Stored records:
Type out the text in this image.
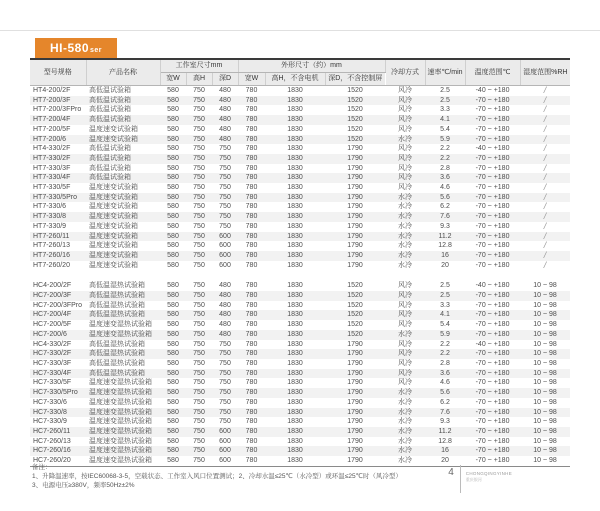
HI-580 ser
型号规格	产品名称	工作室尺寸mm			外形尺寸（约）mm			冷却方式	速率℃/min	温度范围℃	湿度范围%RH
		宽W	高H	深D	宽W	高H，不含电机	深D，不含控制屏				
HT4-200/2F	高低温试验箱	580	750	480	780	1830	1520	风冷	2.5	-40 ~ +180	/
HT7-200/3F	高低温试验箱	580	750	480	780	1830	1520	风冷	2.5	-70 ~ +180	/
HT7-200/3FPro	高低温试验箱	580	750	480	780	1830	1520	风冷	3.3	-70 ~ +180	/
HT7-200/4F	高低温试验箱	580	750	480	780	1830	1520	风冷	4.1	-70 ~ +180	/
HT7-200/5F	温度速变试验箱	580	750	480	780	1830	1520	风冷	5.4	-70 ~ +180	/
HT7-200/6	温度速变试验箱	580	750	480	780	1830	1520	水冷	5.9	-70 ~ +180	/
HT4-330/2F	高低温试验箱	580	750	750	780	1830	1790	风冷	2.2	-40 ~ +180	/
HT7-330/2F	高低温试验箱	580	750	750	780	1830	1790	风冷	2.2	-70 ~ +180	/
HT7-330/3F	高低温试验箱	580	750	750	780	1830	1790	风冷	2.8	-70 ~ +180	/
HT7-330/4F	高低温试验箱	580	750	750	780	1830	1790	风冷	3.6	-70 ~ +180	/
HT7-330/5F	温度速变试验箱	580	750	750	780	1830	1790	风冷	4.6	-70 ~ +180	/
HT7-330/5Pro	温度速变试验箱	580	750	750	780	1830	1790	水冷	5.6	-70 ~ +180	/
HT7-330/6	温度速变试验箱	580	750	750	780	1830	1790	水冷	6.2	-70 ~ +180	/
HT7-330/8	温度速变试验箱	580	750	750	780	1830	1790	水冷	7.6	-70 ~ +180	/
HT7-330/9	温度速变试验箱	580	750	750	780	1830	1790	水冷	9.3	-70 ~ +180	/
HT7-260/11	温度速变试验箱	580	750	600	780	1830	1790	水冷	11.2	-70 ~ +180	/
HT7-260/13	温度速变试验箱	580	750	600	780	1830	1790	水冷	12.8	-70 ~ +180	/
HT7-260/16	温度速变试验箱	580	750	600	780	1830	1790	水冷	16	-70 ~ +180	/
HT7-260/20	温度速变试验箱	580	750	600	780	1830	1790	水冷	20	-70 ~ +180	/

HC4-200/2F	高低温湿热试验箱	580	750	480	780	1830	1520	风冷	2.5	-40 ~ +180	10 ~ 98
HC7-200/3F	高低温湿热试验箱	580	750	480	780	1830	1520	风冷	2.5	-70 ~ +180	10 ~ 98
HC7-200/3FPro	高低温湿热试验箱	580	750	480	780	1830	1520	风冷	3.3	-70 ~ +180	10 ~ 98
HC7-200/4F	高低温湿热试验箱	580	750	480	780	1830	1520	风冷	4.1	-70 ~ +180	10 ~ 98
HC7-200/5F	温度速变湿热试验箱	580	750	480	780	1830	1520	风冷	5.4	-70 ~ +180	10 ~ 98
HC7-200/6	温度速变湿热试验箱	580	750	480	780	1830	1520	水冷	5.9	-70 ~ +180	10 ~ 98
HC4-330/2F	高低温湿热试验箱	580	750	750	780	1830	1790	风冷	2.2	-40 ~ +180	10 ~ 98
HC7-330/2F	高低温湿热试验箱	580	750	750	780	1830	1790	风冷	2.2	-70 ~ +180	10 ~ 98
HC7-330/3F	高低温湿热试验箱	580	750	750	780	1830	1790	风冷	2.8	-70 ~ +180	10 ~ 98
HC7-330/4F	高低温湿热试验箱	580	750	750	780	1830	1790	风冷	3.6	-70 ~ +180	10 ~ 98
HC7-330/5F	温度速变湿热试验箱	580	750	750	780	1830	1790	风冷	4.6	-70 ~ +180	10 ~ 98
HC7-330/5Pro	温度速变湿热试验箱	580	750	750	780	1830	1790	水冷	5.6	-70 ~ +180	10 ~ 98
HC7-330/6	温度速变湿热试验箱	580	750	750	780	1830	1790	水冷	6.2	-70 ~ +180	10 ~ 98
HC7-330/8	温度速变湿热试验箱	580	750	750	780	1830	1790	水冷	7.6	-70 ~ +180	10 ~ 98
HC7-330/9	温度速变湿热试验箱	580	750	750	780	1830	1790	水冷	9.3	-70 ~ +180	10 ~ 98
HC7-260/11	温度速变湿热试验箱	580	750	600	780	1830	1790	水冷	11.2	-70 ~ +180	10 ~ 98
HC7-260/13	温度速变湿热试验箱	580	750	600	780	1830	1790	水冷	12.8	-70 ~ +180	10 ~ 98
HC7-260/16	温度速变湿热试验箱	580	750	600	780	1830	1790	水冷	16	-70 ~ +180	10 ~ 98
HC7-260/20	温度速变湿热试验箱	580	750	600	780	1830	1790	水冷	20	-70 ~ +180	10 ~ 98
备注：
1、升降温速率，按IEC60068-3-5，空载状态、工作室入风口位置测试；2、冷却水温≤25℃（水冷型）或环温≤25℃时（风冷型）
3、电源电压≥380V，频率50Hz±2%
4	CHONGQINGYINHE
重庆银河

WHAT YOU WILL DO | Print the records word for word and exclude any picture they hold.

TASK ANSWER |
Type out the text in this image.
HI-580 ser
型号规格	产品名称	工作室尺寸mm			外形尺寸（约）mm			冷却方式	速率℃/min	温度范围℃	湿度范围%RH
		宽W	高H	深D	宽W	高H，不含电机	深D，不含控制屏				
HT4-200/2F	高低温试验箱	580	750	480	780	1830	1520	风冷	2.5	-40 ~ +180	/
HT7-200/3F	高低温试验箱	580	750	480	780	1830	1520	风冷	2.5	-70 ~ +180	/
HT7-200/3FPro	高低温试验箱	580	750	480	780	1830	1520	风冷	3.3	-70 ~ +180	/
HT7-200/4F	高低温试验箱	580	750	480	780	1830	1520	风冷	4.1	-70 ~ +180	/
HT7-200/5F	温度速变试验箱	580	750	480	780	1830	1520	风冷	5.4	-70 ~ +180	/
HT7-200/6	温度速变试验箱	580	750	480	780	1830	1520	水冷	5.9	-70 ~ +180	/
HT4-330/2F	高低温试验箱	580	750	750	780	1830	1790	风冷	2.2	-40 ~ +180	/
HT7-330/2F	高低温试验箱	580	750	750	780	1830	1790	风冷	2.2	-70 ~ +180	/
HT7-330/3F	高低温试验箱	580	750	750	780	1830	1790	风冷	2.8	-70 ~ +180	/
HT7-330/4F	高低温试验箱	580	750	750	780	1830	1790	风冷	3.6	-70 ~ +180	/
HT7-330/5F	温度速变试验箱	580	750	750	780	1830	1790	风冷	4.6	-70 ~ +180	/
HT7-330/5Pro	温度速变试验箱	580	750	750	780	1830	1790	水冷	5.6	-70 ~ +180	/
HT7-330/6	温度速变试验箱	580	750	750	780	1830	1790	水冷	6.2	-70 ~ +180	/
HT7-330/8	温度速变试验箱	580	750	750	780	1830	1790	水冷	7.6	-70 ~ +180	/
HT7-330/9	温度速变试验箱	580	750	750	780	1830	1790	水冷	9.3	-70 ~ +180	/
HT7-260/11	温度速变试验箱	580	750	600	780	1830	1790	水冷	11.2	-70 ~ +180	/
HT7-260/13	温度速变试验箱	580	750	600	780	1830	1790	水冷	12.8	-70 ~ +180	/
HT7-260/16	温度速变试验箱	580	750	600	780	1830	1790	水冷	16	-70 ~ +180	/
HT7-260/20	温度速变试验箱	580	750	600	780	1830	1790	水冷	20	-70 ~ +180	/

HC4-200/2F	高低温湿热试验箱	580	750	480	780	1830	1520	风冷	2.5	-40 ~ +180	10 ~ 98
HC7-200/3F	高低温湿热试验箱	580	750	480	780	1830	1520	风冷	2.5	-70 ~ +180	10 ~ 98
HC7-200/3FPro	高低温湿热试验箱	580	750	480	780	1830	1520	风冷	3.3	-70 ~ +180	10 ~ 98
HC7-200/4F	高低温湿热试验箱	580	750	480	780	1830	1520	风冷	4.1	-70 ~ +180	10 ~ 98
HC7-200/5F	温度速变湿热试验箱	580	750	480	780	1830	1520	风冷	5.4	-70 ~ +180	10 ~ 98
HC7-200/6	温度速变湿热试验箱	580	750	480	780	1830	1520	水冷	5.9	-70 ~ +180	10 ~ 98
HC4-330/2F	高低温湿热试验箱	580	750	750	780	1830	1790	风冷	2.2	-40 ~ +180	10 ~ 98
HC7-330/2F	高低温湿热试验箱	580	750	750	780	1830	1790	风冷	2.2	-70 ~ +180	10 ~ 98
HC7-330/3F	高低温湿热试验箱	580	750	750	780	1830	1790	风冷	2.8	-70 ~ +180	10 ~ 98
HC7-330/4F	高低温湿热试验箱	580	750	750	780	1830	1790	风冷	3.6	-70 ~ +180	10 ~ 98
HC7-330/5F	温度速变湿热试验箱	580	750	750	780	1830	1790	风冷	4.6	-70 ~ +180	10 ~ 98
HC7-330/5Pro	温度速变湿热试验箱	580	750	750	780	1830	1790	水冷	5.6	-70 ~ +180	10 ~ 98
HC7-330/6	温度速变湿热试验箱	580	750	750	780	1830	1790	水冷	6.2	-70 ~ +180	10 ~ 98
HC7-330/8	温度速变湿热试验箱	580	750	750	780	1830	1790	水冷	7.6	-70 ~ +180	10 ~ 98
HC7-330/9	温度速变湿热试验箱	580	750	750	780	1830	1790	水冷	9.3	-70 ~ +180	10 ~ 98
HC7-260/11	温度速变湿热试验箱	580	750	600	780	1830	1790	水冷	11.2	-70 ~ +180	10 ~ 98
HC7-260/13	温度速变湿热试验箱	580	750	600	780	1830	1790	水冷	12.8	-70 ~ +180	10 ~ 98
HC7-260/16	温度速变湿热试验箱	580	750	600	780	1830	1790	水冷	16	-70 ~ +180	10 ~ 98
HC7-260/20	温度速变湿热试验箱	580	750	600	780	1830	1790	水冷	20	-70 ~ +180	10 ~ 98
备注：
1、升降温速率，按IEC60068-3-5，空载状态、工作室入风口位置测试；2、冷却水温≤25℃（水冷型）或环温≤25℃时（风冷型）
3、电源电压≥380V，频率50Hz±2%
4	CHONGQINGYINHE
重庆银河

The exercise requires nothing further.